Find the line containing "OCR this image.". Reproduce it and every line after it up to the end of the records, exactly as written.

** BEGIN Given information **

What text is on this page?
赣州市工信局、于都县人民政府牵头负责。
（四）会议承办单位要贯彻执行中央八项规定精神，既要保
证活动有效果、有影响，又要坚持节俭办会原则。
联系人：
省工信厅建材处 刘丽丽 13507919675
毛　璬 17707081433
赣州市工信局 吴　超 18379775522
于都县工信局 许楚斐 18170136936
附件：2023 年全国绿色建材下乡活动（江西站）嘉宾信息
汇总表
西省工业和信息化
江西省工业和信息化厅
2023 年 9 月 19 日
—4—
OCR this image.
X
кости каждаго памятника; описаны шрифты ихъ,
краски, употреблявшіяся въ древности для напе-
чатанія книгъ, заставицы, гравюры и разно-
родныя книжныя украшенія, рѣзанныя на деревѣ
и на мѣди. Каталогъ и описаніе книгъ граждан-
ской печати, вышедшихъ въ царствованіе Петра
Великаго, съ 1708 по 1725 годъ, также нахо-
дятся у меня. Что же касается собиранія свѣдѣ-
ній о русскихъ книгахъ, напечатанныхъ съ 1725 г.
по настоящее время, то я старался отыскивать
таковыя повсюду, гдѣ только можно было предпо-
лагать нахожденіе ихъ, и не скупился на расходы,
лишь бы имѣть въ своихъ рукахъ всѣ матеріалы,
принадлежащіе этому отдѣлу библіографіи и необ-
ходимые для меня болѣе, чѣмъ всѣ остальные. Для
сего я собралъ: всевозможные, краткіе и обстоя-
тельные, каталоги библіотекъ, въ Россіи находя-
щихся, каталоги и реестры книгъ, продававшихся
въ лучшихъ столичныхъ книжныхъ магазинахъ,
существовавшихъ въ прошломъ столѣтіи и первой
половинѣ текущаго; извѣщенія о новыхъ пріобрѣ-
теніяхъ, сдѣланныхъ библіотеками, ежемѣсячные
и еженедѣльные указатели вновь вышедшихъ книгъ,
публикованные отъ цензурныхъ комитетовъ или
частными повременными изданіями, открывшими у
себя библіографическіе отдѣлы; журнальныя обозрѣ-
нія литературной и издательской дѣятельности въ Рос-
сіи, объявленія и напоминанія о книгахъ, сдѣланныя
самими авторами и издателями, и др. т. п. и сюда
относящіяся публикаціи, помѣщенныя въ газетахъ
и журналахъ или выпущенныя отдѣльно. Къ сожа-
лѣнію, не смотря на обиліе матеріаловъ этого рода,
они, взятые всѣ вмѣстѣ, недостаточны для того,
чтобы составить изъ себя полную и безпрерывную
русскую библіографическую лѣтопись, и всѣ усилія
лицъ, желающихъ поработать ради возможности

** END Given information **

• [Correct response]
OCR this image.
X
кости каждаго памятника; описаны шрифты ихъ,
краски, употреблявшіяся въ древности для напе-
чатанія книгъ, заставицы, гравюры и разно-
родныя книжныя украшенія, рѣзанныя на деревѣ
и на мѣди. Каталогъ и описаніе книгъ граждан-
ской печати, вышедшихъ въ царствованіе Петра
Великаго, съ 1708 по 1725 годъ, также нахо-
дятся у меня. Что же касается собиранія свѣдѣ-
ній о русскихъ книгахъ, напечатанныхъ съ 1725 г.
по настоящее время, то я старался отыскивать
таковыя повсюду, гдѣ только можно было предпо-
лагать нахожденіе ихъ, и не скупился на расходы,
лишь бы имѣть въ своихъ рукахъ всѣ матеріалы,
принадлежащіе этому отдѣлу библіографіи и необ-
ходимые для меня болѣе, чѣмъ всѣ остальные. Для
сего я собралъ: всевозможные, краткіе и обстоя-
тельные, каталоги библіотекъ, въ Россіи находя-
щихся, каталоги и реестры книгъ, продававшихся
въ лучшихъ столичныхъ книжныхъ магазинахъ,
существовавшихъ въ прошломъ столѣтіи и первой
половинѣ текущаго; извѣщенія о новыхъ пріобрѣ-
теніяхъ, сдѣланныхъ библіотеками, ежемѣсячные
и еженедѣльные указатели вновь вышедшихъ книгъ,
публикованные отъ цензурныхъ комитетовъ или
частными повременными изданіями, открывшими у
себя библіографическіе отдѣлы; журнальныя обозрѣ-
нія литературной и издательской дѣятельности въ Рос-
сіи, объявленія и напоминанія о книгахъ, сдѣланныя
самими авторами и издателями, и др. т. п. и сюда
относящіяся публикаціи, помѣщенныя въ газетахъ
и журналахъ или выпущенныя отдѣльно. Къ сожа-
лѣнію, не смотря на обиліе матеріаловъ этого рода,
они, взятые всѣ вмѣстѣ, недостаточны для того,
чтобы составить изъ себя полную и безпрерывную
русскую библіографическую лѣтопись, и всѣ усилія
лицъ, желающихъ поработать ради возможности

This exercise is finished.